-- Start of Data shown --
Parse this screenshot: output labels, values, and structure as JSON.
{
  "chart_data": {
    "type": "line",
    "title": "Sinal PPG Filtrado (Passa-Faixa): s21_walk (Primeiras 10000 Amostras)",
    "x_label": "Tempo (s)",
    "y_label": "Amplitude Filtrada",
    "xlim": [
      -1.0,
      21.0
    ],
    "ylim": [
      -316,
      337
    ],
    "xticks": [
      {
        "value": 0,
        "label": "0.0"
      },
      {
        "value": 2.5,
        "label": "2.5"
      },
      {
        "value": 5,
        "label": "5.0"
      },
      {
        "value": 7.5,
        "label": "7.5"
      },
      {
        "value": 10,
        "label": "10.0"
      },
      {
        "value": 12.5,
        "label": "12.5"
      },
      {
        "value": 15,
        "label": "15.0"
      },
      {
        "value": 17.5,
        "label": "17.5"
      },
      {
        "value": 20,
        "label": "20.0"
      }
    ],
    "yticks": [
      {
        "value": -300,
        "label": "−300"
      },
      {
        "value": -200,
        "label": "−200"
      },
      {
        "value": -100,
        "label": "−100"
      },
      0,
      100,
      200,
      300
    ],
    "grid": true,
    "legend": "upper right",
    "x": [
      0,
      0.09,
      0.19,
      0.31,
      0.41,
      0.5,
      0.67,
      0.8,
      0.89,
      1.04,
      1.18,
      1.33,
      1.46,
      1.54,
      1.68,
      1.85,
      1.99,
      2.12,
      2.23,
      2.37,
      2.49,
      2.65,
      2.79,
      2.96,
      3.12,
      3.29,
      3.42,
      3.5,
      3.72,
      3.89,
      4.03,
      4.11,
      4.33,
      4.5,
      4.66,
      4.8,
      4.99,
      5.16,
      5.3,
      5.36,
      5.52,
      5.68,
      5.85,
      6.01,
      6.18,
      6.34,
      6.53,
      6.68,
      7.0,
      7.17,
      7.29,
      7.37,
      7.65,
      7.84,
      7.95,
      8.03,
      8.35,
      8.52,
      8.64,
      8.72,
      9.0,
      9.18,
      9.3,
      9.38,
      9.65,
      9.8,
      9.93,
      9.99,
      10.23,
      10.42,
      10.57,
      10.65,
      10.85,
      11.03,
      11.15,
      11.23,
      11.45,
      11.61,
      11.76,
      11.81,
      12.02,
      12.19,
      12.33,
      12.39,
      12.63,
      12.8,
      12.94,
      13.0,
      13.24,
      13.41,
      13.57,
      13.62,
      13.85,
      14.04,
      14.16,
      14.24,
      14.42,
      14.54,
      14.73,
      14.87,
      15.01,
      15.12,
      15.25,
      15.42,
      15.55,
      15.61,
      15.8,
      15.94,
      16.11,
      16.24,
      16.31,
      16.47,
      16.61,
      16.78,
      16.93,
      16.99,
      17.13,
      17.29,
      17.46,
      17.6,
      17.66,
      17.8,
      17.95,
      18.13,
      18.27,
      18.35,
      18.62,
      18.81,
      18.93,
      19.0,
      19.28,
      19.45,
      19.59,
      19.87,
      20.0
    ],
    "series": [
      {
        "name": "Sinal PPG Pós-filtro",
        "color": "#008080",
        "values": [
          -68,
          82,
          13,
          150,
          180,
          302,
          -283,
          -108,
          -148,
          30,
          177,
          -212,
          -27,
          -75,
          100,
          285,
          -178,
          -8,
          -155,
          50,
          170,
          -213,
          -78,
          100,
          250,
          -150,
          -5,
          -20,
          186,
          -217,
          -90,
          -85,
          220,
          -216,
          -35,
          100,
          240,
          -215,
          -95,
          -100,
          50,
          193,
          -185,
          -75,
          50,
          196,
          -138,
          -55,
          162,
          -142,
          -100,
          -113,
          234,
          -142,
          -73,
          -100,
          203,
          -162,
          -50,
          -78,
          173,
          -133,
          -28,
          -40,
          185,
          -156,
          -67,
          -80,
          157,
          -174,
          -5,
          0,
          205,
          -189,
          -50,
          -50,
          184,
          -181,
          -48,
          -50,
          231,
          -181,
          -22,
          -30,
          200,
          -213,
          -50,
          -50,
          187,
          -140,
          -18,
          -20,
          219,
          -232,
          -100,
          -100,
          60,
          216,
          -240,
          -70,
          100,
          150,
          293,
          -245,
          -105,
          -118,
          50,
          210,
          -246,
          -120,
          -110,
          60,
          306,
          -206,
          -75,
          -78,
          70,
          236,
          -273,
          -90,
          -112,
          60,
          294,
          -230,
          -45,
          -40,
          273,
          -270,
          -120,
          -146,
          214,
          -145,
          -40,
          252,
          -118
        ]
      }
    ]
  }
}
-- End of Data shown --
-- Start of Data shown --
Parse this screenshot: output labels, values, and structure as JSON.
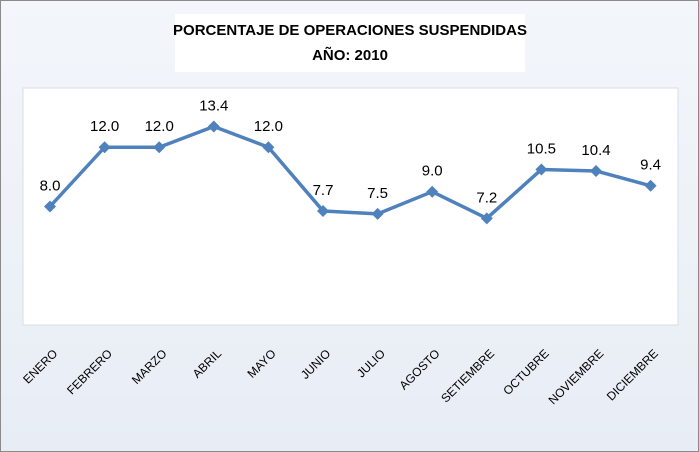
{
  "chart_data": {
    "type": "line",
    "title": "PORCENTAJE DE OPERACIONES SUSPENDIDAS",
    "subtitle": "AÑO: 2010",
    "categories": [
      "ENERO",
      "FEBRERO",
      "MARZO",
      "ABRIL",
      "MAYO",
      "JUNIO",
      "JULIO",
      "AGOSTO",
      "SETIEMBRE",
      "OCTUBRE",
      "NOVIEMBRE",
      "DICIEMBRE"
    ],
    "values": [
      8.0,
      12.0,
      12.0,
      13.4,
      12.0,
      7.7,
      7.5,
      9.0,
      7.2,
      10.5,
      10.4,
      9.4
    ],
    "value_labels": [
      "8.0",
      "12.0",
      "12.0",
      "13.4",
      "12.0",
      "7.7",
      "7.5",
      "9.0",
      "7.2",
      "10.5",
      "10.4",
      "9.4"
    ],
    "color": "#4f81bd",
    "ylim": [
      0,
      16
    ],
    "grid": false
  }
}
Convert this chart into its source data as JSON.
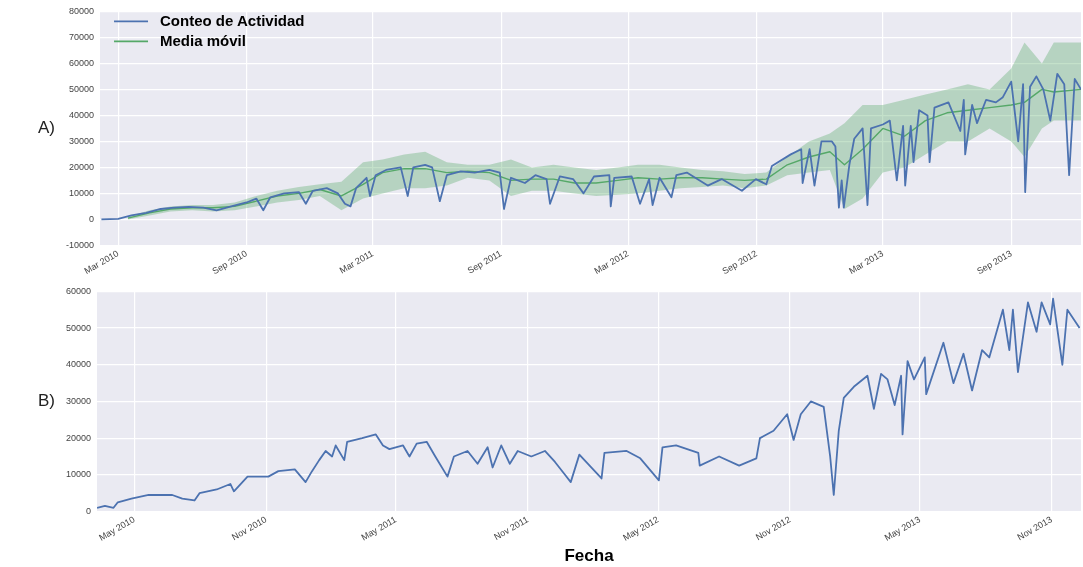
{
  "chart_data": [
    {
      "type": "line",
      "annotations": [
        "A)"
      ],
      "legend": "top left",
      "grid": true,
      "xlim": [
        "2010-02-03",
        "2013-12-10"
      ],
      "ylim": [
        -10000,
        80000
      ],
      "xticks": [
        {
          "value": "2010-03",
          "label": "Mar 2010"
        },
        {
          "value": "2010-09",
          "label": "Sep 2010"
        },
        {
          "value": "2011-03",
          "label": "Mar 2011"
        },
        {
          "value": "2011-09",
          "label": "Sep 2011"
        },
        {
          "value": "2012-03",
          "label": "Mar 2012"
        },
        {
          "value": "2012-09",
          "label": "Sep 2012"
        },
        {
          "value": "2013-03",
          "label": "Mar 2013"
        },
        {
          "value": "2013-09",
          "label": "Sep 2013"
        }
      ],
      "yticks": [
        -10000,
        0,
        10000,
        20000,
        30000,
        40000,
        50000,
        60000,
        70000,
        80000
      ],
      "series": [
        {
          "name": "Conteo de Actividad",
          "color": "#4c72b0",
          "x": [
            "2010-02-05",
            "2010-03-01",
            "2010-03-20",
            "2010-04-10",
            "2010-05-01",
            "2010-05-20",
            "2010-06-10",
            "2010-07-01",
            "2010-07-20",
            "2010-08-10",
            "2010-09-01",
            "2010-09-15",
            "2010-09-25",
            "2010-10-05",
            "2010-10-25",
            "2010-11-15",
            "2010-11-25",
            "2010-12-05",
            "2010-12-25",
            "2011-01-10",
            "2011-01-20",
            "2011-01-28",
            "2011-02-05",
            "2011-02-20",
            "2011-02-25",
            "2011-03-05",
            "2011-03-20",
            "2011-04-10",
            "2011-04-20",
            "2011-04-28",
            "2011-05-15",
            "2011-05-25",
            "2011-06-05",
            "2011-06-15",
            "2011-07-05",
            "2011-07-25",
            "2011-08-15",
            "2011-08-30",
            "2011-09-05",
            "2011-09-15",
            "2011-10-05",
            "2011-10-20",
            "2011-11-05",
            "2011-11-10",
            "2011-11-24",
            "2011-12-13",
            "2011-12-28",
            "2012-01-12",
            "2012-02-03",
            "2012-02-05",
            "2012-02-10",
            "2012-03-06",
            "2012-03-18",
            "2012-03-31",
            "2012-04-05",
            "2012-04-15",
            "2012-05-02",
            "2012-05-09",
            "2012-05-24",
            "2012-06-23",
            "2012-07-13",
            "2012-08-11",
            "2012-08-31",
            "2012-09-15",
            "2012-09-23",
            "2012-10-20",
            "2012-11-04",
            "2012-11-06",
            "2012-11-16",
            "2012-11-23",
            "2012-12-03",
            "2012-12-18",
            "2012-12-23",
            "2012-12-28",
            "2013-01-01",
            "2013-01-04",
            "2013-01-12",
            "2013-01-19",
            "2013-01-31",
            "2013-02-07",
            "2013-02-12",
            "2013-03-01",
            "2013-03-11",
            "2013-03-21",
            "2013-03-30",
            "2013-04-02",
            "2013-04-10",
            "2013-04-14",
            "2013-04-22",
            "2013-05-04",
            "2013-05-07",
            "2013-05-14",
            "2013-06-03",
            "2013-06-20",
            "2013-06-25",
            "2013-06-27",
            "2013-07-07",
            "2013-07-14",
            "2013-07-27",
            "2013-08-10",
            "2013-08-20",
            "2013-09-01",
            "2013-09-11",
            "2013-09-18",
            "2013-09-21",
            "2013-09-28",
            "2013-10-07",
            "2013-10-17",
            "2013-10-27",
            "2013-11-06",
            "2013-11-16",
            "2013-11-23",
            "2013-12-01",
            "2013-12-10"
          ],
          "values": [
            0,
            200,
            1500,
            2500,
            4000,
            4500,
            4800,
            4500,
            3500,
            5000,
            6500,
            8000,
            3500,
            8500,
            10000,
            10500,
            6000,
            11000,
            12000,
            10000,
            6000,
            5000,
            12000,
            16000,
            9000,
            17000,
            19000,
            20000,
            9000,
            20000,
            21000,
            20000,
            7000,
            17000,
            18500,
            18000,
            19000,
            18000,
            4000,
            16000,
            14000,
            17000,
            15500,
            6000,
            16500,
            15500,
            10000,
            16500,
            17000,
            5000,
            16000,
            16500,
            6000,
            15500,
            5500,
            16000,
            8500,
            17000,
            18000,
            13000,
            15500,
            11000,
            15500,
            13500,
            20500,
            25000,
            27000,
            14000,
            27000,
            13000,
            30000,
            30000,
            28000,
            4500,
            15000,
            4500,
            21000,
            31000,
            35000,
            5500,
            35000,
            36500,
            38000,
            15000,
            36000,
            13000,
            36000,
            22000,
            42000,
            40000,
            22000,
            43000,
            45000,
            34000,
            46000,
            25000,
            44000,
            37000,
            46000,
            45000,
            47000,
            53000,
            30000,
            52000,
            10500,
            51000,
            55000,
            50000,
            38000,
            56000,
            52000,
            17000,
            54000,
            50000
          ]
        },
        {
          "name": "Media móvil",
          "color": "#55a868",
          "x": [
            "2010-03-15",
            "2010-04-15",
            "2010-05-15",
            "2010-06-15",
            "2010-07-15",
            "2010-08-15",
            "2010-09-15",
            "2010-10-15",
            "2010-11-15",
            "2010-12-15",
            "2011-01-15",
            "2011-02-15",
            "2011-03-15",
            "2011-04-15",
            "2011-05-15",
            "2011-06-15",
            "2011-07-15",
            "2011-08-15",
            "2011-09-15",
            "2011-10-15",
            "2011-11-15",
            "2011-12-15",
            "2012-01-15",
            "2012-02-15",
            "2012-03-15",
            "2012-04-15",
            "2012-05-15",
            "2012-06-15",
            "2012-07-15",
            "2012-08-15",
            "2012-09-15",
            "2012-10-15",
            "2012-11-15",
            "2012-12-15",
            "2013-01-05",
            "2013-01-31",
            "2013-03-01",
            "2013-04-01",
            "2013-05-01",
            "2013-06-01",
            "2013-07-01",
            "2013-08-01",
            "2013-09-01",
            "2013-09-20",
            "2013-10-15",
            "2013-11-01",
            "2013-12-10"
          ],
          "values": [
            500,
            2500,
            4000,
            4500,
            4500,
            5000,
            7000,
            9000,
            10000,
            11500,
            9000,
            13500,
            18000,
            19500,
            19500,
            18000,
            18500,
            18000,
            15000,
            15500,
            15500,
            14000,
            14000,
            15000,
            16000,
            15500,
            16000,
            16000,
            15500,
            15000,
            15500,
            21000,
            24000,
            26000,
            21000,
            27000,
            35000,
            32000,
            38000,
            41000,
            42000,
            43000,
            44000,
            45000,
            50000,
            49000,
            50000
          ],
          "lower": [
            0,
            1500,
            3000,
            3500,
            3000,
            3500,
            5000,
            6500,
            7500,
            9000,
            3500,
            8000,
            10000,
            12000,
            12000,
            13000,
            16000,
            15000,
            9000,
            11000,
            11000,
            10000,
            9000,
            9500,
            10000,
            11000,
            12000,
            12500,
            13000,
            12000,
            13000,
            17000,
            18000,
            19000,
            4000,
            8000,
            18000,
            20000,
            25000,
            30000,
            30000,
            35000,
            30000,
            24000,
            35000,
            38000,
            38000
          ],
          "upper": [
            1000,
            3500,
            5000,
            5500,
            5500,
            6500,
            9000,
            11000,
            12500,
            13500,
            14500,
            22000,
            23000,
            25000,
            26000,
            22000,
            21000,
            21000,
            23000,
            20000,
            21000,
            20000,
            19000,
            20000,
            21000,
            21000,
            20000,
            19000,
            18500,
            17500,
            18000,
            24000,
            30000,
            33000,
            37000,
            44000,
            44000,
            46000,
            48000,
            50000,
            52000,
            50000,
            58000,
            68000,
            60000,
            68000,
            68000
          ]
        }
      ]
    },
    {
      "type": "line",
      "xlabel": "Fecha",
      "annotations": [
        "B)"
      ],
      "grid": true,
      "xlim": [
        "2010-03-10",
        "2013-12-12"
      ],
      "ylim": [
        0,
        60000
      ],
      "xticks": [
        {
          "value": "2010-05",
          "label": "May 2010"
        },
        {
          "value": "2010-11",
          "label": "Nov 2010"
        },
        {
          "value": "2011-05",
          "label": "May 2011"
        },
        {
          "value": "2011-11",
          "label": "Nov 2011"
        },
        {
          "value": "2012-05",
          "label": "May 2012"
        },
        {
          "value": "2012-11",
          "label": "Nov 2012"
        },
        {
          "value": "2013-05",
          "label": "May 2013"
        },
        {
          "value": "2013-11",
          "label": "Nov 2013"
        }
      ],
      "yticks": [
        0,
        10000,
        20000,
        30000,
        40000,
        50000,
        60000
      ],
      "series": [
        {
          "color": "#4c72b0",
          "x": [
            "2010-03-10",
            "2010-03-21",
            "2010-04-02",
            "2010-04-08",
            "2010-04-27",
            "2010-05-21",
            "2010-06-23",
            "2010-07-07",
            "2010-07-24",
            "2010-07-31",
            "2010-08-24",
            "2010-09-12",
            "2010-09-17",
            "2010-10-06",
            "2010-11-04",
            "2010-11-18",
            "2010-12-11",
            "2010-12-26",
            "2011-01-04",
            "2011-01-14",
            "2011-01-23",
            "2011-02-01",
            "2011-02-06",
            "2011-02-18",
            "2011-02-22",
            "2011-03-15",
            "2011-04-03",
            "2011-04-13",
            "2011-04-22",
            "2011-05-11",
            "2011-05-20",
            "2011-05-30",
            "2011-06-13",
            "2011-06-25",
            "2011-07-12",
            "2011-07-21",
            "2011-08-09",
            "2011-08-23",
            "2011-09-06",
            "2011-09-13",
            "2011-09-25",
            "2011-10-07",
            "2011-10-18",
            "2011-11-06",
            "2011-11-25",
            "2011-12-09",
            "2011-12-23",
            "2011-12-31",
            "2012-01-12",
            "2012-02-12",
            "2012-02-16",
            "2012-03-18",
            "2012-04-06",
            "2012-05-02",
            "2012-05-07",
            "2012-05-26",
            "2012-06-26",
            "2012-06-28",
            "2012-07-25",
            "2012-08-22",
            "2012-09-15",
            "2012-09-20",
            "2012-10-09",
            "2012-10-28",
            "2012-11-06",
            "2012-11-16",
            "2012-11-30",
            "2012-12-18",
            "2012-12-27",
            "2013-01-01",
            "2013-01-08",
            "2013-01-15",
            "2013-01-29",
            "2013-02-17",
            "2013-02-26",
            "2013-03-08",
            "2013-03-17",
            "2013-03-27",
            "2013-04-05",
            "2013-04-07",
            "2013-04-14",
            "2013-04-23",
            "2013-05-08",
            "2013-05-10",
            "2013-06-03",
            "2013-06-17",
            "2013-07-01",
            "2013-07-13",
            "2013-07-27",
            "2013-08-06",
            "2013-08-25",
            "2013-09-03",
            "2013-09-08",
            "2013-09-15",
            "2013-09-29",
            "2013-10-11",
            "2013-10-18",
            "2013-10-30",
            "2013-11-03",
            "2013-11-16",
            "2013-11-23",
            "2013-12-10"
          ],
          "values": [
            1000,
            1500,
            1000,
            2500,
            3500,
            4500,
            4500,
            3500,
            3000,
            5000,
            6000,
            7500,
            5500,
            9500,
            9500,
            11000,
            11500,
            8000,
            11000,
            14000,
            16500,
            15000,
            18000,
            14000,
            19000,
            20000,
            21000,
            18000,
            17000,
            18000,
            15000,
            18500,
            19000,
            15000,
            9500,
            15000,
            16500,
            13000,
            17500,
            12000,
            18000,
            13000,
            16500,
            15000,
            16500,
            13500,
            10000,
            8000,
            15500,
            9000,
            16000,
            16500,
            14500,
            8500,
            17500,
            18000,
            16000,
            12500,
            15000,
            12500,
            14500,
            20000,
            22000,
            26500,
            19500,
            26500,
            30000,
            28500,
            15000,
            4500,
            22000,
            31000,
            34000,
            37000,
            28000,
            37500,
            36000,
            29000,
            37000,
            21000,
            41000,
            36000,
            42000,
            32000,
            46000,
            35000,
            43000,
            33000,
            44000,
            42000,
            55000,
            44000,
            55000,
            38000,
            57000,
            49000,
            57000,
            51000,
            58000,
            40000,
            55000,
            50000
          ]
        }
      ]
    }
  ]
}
-- End of Data shown --
Requirements
From the data above, pick out each line containing "grid" and copy it.

Solution for this task
    "grid": true,
    "grid": false
      "grid": true,
      "grid": true,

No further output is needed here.